##### The records #####

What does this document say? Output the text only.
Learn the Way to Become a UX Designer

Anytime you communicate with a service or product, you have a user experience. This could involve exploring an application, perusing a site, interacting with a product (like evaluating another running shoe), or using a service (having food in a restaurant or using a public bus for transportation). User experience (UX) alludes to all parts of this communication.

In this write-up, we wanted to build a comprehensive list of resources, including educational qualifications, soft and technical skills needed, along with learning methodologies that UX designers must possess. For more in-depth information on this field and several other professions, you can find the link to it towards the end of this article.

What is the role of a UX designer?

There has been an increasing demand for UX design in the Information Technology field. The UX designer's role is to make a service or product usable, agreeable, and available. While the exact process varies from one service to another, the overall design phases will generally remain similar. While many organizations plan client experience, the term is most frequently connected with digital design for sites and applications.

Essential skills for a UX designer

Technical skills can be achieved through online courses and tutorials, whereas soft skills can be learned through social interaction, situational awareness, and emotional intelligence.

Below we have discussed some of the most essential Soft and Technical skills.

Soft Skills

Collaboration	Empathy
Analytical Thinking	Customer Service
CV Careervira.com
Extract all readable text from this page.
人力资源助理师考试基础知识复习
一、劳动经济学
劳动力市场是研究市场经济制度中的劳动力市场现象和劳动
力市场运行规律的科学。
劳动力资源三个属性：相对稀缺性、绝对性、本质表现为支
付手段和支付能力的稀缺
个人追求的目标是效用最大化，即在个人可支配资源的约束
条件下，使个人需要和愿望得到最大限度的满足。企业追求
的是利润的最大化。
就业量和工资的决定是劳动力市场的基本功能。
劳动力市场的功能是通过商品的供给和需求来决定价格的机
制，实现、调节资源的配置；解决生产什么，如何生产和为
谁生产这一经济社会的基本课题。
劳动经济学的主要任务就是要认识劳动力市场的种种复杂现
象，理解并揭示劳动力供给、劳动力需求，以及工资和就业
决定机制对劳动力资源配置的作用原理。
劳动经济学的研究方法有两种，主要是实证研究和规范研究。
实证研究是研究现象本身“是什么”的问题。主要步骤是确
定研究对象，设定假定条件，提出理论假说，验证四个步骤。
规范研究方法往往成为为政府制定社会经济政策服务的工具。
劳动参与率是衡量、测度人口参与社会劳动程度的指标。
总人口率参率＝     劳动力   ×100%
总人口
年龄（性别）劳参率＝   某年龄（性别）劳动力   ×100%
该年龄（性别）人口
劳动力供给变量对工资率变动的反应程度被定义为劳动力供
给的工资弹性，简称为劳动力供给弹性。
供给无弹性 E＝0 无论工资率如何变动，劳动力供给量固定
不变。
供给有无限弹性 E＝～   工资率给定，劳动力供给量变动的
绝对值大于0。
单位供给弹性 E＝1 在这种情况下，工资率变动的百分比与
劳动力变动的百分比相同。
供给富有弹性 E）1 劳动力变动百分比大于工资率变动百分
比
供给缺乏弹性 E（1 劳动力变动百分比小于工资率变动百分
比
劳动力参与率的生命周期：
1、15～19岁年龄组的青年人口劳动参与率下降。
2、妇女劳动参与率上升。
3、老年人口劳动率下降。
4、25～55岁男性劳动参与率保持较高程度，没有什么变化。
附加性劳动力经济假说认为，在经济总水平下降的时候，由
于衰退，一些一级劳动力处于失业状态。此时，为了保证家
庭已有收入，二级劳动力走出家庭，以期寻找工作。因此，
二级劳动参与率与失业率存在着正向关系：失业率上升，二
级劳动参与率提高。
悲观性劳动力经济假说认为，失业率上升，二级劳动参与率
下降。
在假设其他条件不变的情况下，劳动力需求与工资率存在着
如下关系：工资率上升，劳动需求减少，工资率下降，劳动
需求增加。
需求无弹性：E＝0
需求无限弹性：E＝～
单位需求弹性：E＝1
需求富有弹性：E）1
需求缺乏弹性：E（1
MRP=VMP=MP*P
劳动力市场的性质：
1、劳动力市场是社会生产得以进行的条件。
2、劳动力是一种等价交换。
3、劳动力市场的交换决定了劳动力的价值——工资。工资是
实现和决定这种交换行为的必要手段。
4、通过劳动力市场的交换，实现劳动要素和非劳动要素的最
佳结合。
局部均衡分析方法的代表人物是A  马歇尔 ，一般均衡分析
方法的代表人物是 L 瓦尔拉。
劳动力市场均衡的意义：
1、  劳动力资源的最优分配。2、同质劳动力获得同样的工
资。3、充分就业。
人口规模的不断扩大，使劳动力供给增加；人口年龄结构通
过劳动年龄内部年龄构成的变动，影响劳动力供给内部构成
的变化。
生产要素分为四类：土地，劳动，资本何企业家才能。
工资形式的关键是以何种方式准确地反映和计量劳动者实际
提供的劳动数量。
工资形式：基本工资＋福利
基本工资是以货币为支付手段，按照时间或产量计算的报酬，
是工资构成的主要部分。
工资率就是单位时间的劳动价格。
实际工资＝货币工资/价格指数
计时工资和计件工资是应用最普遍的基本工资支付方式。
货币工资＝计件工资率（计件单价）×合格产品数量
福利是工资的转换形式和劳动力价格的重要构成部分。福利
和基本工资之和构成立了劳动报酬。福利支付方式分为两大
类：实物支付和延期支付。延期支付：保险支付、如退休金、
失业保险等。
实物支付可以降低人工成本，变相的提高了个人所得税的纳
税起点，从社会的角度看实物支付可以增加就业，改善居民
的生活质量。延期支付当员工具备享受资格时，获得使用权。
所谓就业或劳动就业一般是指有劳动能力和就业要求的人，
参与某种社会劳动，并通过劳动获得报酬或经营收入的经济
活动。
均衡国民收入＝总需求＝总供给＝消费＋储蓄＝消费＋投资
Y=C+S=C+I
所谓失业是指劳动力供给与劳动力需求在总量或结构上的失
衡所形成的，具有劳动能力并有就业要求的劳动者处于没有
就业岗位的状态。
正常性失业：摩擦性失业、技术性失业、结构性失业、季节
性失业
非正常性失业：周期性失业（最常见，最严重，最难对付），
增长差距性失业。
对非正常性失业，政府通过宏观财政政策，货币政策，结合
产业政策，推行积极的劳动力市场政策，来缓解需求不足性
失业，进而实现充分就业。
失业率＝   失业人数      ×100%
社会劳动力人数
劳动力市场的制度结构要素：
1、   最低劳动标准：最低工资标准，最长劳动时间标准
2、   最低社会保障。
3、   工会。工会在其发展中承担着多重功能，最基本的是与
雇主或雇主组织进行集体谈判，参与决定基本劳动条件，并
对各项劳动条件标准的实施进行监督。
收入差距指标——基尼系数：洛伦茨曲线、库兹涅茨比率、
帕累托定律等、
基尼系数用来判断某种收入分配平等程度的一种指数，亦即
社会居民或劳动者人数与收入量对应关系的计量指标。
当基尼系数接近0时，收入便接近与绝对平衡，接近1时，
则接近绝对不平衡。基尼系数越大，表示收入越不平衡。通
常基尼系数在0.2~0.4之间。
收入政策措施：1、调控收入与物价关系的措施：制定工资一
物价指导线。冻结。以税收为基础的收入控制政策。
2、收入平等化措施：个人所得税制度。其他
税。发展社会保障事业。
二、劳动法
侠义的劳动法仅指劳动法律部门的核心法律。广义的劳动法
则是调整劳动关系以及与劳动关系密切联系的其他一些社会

#####
##### The records #####

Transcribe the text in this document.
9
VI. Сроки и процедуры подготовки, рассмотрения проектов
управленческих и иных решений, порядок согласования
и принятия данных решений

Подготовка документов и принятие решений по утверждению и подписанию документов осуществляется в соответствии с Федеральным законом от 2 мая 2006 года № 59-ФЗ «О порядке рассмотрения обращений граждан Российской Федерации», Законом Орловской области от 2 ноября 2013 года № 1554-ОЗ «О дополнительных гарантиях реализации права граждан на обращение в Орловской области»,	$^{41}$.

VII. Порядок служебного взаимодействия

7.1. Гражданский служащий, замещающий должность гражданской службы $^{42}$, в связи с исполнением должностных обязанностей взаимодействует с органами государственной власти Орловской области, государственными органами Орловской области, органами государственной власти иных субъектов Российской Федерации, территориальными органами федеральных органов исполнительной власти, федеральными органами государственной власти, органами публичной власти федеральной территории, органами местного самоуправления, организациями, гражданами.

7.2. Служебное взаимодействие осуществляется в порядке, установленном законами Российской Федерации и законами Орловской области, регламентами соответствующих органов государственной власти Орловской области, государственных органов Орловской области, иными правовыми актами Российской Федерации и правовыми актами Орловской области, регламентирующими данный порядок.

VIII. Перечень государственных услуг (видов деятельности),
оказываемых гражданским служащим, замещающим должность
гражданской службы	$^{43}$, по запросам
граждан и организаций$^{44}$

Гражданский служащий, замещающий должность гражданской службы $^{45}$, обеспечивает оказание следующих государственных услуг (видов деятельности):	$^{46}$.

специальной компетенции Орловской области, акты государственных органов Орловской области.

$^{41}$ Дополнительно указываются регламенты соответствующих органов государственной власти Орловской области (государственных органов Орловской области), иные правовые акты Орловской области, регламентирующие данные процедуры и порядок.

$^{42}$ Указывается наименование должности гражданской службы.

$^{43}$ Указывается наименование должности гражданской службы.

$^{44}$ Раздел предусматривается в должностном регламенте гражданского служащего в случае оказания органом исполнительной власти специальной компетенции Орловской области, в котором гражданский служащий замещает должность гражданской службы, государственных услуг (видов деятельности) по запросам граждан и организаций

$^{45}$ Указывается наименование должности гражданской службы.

#####

Count the lines of these entries that hold the string "Указывается", and give only that number.

3